[Stored data]
· · ·
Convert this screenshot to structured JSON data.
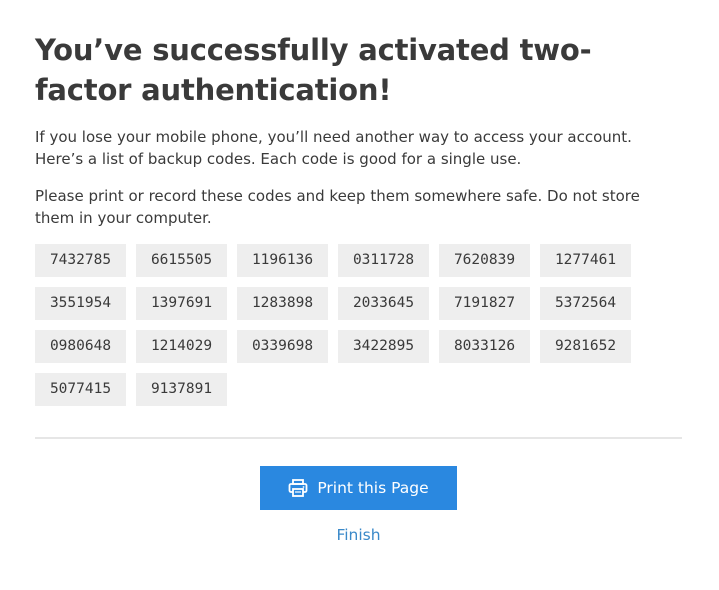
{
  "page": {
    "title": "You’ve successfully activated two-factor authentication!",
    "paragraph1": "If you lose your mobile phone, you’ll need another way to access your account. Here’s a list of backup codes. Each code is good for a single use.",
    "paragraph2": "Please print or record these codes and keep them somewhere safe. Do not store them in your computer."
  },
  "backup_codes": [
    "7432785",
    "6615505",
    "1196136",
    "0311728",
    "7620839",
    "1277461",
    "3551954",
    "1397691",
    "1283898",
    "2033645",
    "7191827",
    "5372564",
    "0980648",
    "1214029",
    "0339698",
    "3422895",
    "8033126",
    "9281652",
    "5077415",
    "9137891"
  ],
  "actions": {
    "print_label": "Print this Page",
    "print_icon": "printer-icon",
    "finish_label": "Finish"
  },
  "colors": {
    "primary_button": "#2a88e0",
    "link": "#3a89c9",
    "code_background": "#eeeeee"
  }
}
· · ·
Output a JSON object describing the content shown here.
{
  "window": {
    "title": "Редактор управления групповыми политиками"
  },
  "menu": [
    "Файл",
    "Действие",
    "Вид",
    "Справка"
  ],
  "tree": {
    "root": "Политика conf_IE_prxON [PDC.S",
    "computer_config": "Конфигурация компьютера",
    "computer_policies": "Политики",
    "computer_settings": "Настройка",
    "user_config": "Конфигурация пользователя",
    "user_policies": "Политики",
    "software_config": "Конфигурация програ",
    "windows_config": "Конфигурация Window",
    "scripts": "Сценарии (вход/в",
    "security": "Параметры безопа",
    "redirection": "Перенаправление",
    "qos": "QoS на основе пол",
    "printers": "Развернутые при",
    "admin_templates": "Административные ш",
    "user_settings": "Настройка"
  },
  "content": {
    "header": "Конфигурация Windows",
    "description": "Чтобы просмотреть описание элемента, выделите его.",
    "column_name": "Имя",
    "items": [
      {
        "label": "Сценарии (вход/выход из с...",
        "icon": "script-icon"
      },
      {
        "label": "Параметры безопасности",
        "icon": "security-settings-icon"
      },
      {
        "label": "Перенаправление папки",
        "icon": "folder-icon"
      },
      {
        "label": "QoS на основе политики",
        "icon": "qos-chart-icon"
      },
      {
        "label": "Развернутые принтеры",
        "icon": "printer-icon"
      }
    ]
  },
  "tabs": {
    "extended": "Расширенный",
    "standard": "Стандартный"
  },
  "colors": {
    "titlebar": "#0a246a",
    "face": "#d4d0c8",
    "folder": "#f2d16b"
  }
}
· · ·
AIM: In the listing, find each line with the string "Сценарии" and copy it.

WRITTEN RESPONSE:
    "scripts": "Сценарии (вход/в",
        "label": "Сценарии (вход/выход из с...",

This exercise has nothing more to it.